Short task:
Reproduce the records below in full and exactly, without their images.

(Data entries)
◇ ◇ ◇
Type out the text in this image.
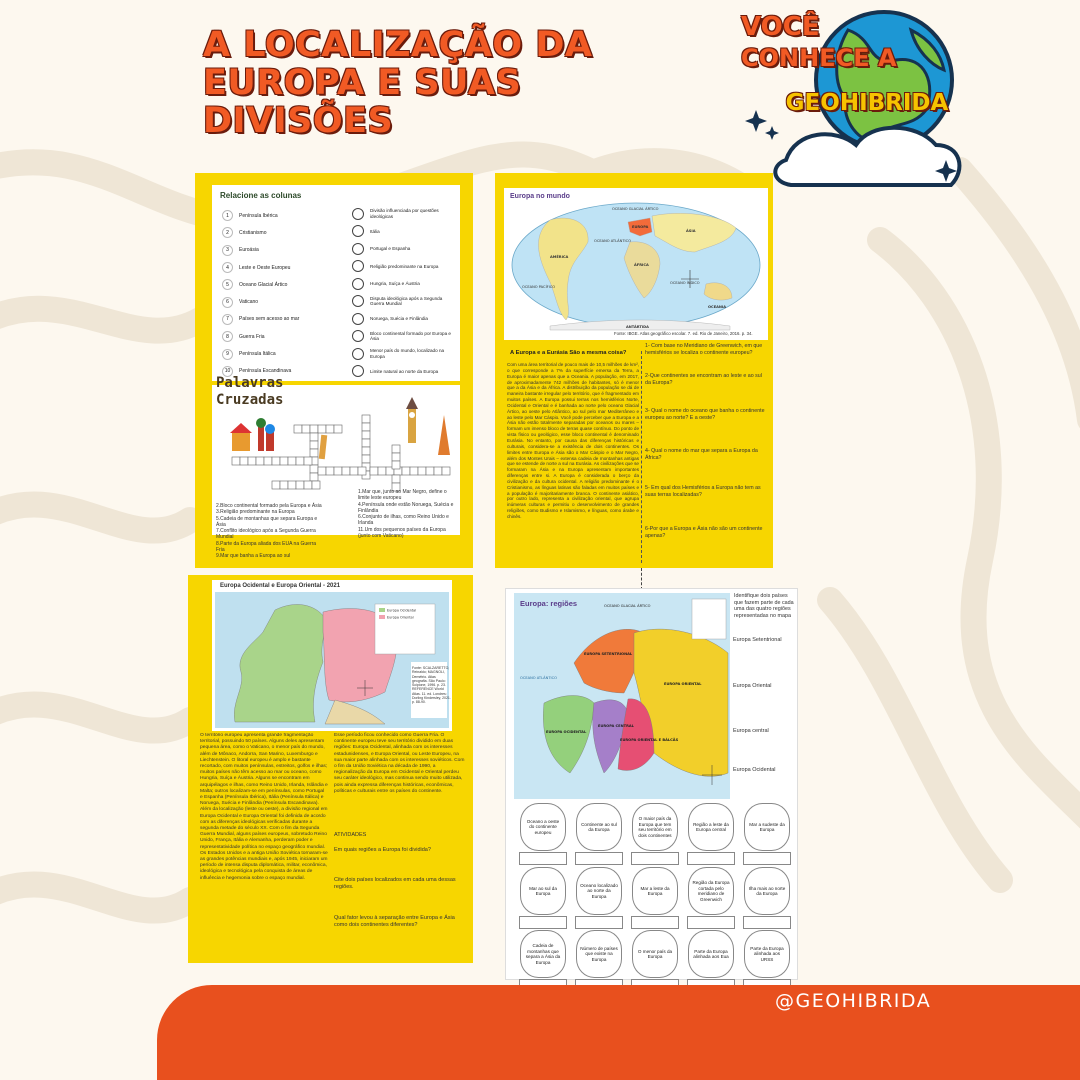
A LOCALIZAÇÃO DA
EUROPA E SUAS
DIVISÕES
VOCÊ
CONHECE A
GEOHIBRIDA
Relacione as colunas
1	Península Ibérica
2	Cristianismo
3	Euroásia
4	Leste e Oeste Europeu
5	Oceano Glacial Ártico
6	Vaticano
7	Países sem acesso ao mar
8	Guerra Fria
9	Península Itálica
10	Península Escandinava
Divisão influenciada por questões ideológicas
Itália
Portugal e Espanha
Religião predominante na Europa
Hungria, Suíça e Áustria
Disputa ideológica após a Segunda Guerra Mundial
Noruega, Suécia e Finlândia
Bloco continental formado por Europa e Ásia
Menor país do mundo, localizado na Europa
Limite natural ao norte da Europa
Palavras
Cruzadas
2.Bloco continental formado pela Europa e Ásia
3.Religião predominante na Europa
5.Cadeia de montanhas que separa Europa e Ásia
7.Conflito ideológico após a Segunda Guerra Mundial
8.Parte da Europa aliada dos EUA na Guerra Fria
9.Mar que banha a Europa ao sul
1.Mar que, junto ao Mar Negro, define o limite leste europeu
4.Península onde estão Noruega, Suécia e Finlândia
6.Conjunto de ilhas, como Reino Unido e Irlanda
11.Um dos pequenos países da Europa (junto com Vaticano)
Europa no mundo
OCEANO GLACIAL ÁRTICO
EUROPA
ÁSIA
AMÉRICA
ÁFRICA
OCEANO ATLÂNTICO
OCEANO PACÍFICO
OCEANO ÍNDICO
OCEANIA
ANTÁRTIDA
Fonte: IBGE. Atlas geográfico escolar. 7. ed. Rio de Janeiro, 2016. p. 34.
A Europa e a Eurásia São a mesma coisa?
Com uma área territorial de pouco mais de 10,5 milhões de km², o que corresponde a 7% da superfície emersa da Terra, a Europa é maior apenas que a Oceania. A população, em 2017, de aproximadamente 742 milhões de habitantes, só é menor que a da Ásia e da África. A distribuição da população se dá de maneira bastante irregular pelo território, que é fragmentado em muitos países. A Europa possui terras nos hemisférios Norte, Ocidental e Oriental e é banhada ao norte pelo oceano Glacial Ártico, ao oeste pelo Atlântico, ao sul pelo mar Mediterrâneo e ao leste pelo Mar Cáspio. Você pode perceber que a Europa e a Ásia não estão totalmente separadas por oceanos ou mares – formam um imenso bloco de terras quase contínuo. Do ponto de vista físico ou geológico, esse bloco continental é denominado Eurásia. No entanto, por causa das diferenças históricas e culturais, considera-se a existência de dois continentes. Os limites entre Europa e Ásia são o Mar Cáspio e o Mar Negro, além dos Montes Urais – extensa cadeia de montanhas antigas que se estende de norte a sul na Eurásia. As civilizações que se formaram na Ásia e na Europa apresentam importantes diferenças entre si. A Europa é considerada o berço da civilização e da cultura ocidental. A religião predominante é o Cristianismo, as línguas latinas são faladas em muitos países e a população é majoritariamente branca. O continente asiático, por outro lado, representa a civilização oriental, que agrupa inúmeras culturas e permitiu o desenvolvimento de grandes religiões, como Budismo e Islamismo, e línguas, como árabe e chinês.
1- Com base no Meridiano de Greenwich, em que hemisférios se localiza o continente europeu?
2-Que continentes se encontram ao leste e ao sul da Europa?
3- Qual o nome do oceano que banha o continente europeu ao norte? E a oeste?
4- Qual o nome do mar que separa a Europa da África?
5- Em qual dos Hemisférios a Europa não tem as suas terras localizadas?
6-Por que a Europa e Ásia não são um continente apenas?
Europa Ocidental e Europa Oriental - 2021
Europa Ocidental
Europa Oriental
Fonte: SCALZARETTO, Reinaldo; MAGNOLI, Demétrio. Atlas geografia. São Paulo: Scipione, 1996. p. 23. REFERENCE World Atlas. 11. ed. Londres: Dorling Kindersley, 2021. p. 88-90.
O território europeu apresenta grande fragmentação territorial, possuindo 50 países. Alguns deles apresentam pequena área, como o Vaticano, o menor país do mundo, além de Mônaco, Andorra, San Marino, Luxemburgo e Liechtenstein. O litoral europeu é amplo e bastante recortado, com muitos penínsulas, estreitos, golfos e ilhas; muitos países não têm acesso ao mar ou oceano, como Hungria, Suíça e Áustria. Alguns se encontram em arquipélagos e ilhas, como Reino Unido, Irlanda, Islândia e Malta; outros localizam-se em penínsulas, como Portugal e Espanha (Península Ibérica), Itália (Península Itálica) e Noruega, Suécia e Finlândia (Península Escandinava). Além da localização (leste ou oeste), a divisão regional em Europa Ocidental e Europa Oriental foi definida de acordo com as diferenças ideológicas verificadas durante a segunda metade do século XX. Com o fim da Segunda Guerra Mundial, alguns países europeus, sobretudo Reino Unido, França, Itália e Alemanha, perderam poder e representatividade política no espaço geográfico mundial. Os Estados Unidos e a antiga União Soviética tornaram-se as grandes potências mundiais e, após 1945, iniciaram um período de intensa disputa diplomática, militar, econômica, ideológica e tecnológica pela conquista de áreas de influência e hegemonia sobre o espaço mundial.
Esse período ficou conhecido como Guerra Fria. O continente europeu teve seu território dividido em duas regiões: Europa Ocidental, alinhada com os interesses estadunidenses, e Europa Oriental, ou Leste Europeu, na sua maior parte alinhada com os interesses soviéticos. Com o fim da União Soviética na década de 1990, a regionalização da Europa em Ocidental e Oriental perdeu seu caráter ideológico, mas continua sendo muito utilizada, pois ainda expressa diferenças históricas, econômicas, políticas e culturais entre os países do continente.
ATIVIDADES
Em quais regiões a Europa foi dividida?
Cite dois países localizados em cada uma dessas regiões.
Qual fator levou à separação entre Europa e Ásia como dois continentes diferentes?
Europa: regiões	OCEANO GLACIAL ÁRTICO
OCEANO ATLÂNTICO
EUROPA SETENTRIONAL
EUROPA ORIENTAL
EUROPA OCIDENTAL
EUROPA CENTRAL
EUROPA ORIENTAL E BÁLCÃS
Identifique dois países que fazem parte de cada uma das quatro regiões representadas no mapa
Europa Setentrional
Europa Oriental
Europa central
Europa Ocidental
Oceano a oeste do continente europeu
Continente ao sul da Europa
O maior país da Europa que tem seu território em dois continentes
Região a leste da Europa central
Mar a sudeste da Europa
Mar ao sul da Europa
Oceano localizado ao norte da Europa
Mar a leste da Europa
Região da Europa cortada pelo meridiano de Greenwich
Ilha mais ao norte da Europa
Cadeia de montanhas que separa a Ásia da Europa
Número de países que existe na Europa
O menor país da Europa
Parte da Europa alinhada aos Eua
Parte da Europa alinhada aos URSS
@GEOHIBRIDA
◇ ◇ ◇
Finished exercise:
Type out the text in this image.
A LOCALIZAÇÃO DA
EUROPA E SUAS
DIVISÕES
VOCÊ
CONHECE A
GEOHIBRIDA
Relacione as colunas
1	Península Ibérica
2	Cristianismo
3	Euroásia
4	Leste e Oeste Europeu
5	Oceano Glacial Ártico
6	Vaticano
7	Países sem acesso ao mar
8	Guerra Fria
9	Península Itálica
10	Península Escandinava
Divisão influenciada por questões ideológicas
Itália
Portugal e Espanha
Religião predominante na Europa
Hungria, Suíça e Áustria
Disputa ideológica após a Segunda Guerra Mundial
Noruega, Suécia e Finlândia
Bloco continental formado por Europa e Ásia
Menor país do mundo, localizado na Europa
Limite natural ao norte da Europa
Palavras
Cruzadas
2.Bloco continental formado pela Europa e Ásia
3.Religião predominante na Europa
5.Cadeia de montanhas que separa Europa e Ásia
7.Conflito ideológico após a Segunda Guerra Mundial
8.Parte da Europa aliada dos EUA na Guerra Fria
9.Mar que banha a Europa ao sul
1.Mar que, junto ao Mar Negro, define o limite leste europeu
4.Península onde estão Noruega, Suécia e Finlândia
6.Conjunto de ilhas, como Reino Unido e Irlanda
11.Um dos pequenos países da Europa (junto com Vaticano)
Europa no mundo
OCEANO GLACIAL ÁRTICO
EUROPA
ÁSIA
AMÉRICA
ÁFRICA
OCEANO ATLÂNTICO
OCEANO PACÍFICO
OCEANO ÍNDICO
OCEANIA
ANTÁRTIDA
Fonte: IBGE. Atlas geográfico escolar. 7. ed. Rio de Janeiro, 2016. p. 34.
A Europa e a Eurásia São a mesma coisa?
Com uma área territorial de pouco mais de 10,5 milhões de km², o que corresponde a 7% da superfície emersa da Terra, a Europa é maior apenas que a Oceania. A população, em 2017, de aproximadamente 742 milhões de habitantes, só é menor que a da Ásia e da África. A distribuição da população se dá de maneira bastante irregular pelo território, que é fragmentado em muitos países. A Europa possui terras nos hemisférios Norte, Ocidental e Oriental e é banhada ao norte pelo oceano Glacial Ártico, ao oeste pelo Atlântico, ao sul pelo mar Mediterrâneo e ao leste pelo Mar Cáspio. Você pode perceber que a Europa e a Ásia não estão totalmente separadas por oceanos ou mares – formam um imenso bloco de terras quase contínuo. Do ponto de vista físico ou geológico, esse bloco continental é denominado Eurásia. No entanto, por causa das diferenças históricas e culturais, considera-se a existência de dois continentes. Os limites entre Europa e Ásia são o Mar Cáspio e o Mar Negro, além dos Montes Urais – extensa cadeia de montanhas antigas que se estende de norte a sul na Eurásia. As civilizações que se formaram na Ásia e na Europa apresentam importantes diferenças entre si. A Europa é considerada o berço da civilização e da cultura ocidental. A religião predominante é o Cristianismo, as línguas latinas são faladas em muitos países e a população é majoritariamente branca. O continente asiático, por outro lado, representa a civilização oriental, que agrupa inúmeras culturas e permitiu o desenvolvimento de grandes religiões, como Budismo e Islamismo, e línguas, como árabe e chinês.
1- Com base no Meridiano de Greenwich, em que hemisférios se localiza o continente europeu?
2-Que continentes se encontram ao leste e ao sul da Europa?
3- Qual o nome do oceano que banha o continente europeu ao norte? E a oeste?
4- Qual o nome do mar que separa a Europa da África?
5- Em qual dos Hemisférios a Europa não tem as suas terras localizadas?
6-Por que a Europa e Ásia não são um continente apenas?
Europa Ocidental e Europa Oriental - 2021
Europa Ocidental
Europa Oriental
Fonte: SCALZARETTO, Reinaldo; MAGNOLI, Demétrio. Atlas geografia. São Paulo: Scipione, 1996. p. 23. REFERENCE World Atlas. 11. ed. Londres: Dorling Kindersley, 2021. p. 88-90.
O território europeu apresenta grande fragmentação territorial, possuindo 50 países. Alguns deles apresentam pequena área, como o Vaticano, o menor país do mundo, além de Mônaco, Andorra, San Marino, Luxemburgo e Liechtenstein. O litoral europeu é amplo e bastante recortado, com muitos penínsulas, estreitos, golfos e ilhas; muitos países não têm acesso ao mar ou oceano, como Hungria, Suíça e Áustria. Alguns se encontram em arquipélagos e ilhas, como Reino Unido, Irlanda, Islândia e Malta; outros localizam-se em penínsulas, como Portugal e Espanha (Península Ibérica), Itália (Península Itálica) e Noruega, Suécia e Finlândia (Península Escandinava). Além da localização (leste ou oeste), a divisão regional em Europa Ocidental e Europa Oriental foi definida de acordo com as diferenças ideológicas verificadas durante a segunda metade do século XX. Com o fim da Segunda Guerra Mundial, alguns países europeus, sobretudo Reino Unido, França, Itália e Alemanha, perderam poder e representatividade política no espaço geográfico mundial. Os Estados Unidos e a antiga União Soviética tornaram-se as grandes potências mundiais e, após 1945, iniciaram um período de intensa disputa diplomática, militar, econômica, ideológica e tecnológica pela conquista de áreas de influência e hegemonia sobre o espaço mundial.
Esse período ficou conhecido como Guerra Fria. O continente europeu teve seu território dividido em duas regiões: Europa Ocidental, alinhada com os interesses estadunidenses, e Europa Oriental, ou Leste Europeu, na sua maior parte alinhada com os interesses soviéticos. Com o fim da União Soviética na década de 1990, a regionalização da Europa em Ocidental e Oriental perdeu seu caráter ideológico, mas continua sendo muito utilizada, pois ainda expressa diferenças históricas, econômicas, políticas e culturais entre os países do continente.
ATIVIDADES
Em quais regiões a Europa foi dividida?
Cite dois países localizados em cada uma dessas regiões.
Qual fator levou à separação entre Europa e Ásia como dois continentes diferentes?
Europa: regiões	OCEANO GLACIAL ÁRTICO
OCEANO ATLÂNTICO
EUROPA SETENTRIONAL
EUROPA ORIENTAL
EUROPA OCIDENTAL
EUROPA CENTRAL
EUROPA ORIENTAL E BÁLCÃS
Identifique dois países que fazem parte de cada uma das quatro regiões representadas no mapa
Europa Setentrional
Europa Oriental
Europa central
Europa Ocidental
Oceano a oeste do continente europeu
Continente ao sul da Europa
O maior país da Europa que tem seu território em dois continentes
Região a leste da Europa central
Mar a sudeste da Europa
Mar ao sul da Europa
Oceano localizado ao norte da Europa
Mar a leste da Europa
Região da Europa cortada pelo meridiano de Greenwich
Ilha mais ao norte da Europa
Cadeia de montanhas que separa a Ásia da Europa
Número de países que existe na Europa
O menor país da Europa
Parte da Europa alinhada aos Eua
Parte da Europa alinhada aos URSS
@GEOHIBRIDA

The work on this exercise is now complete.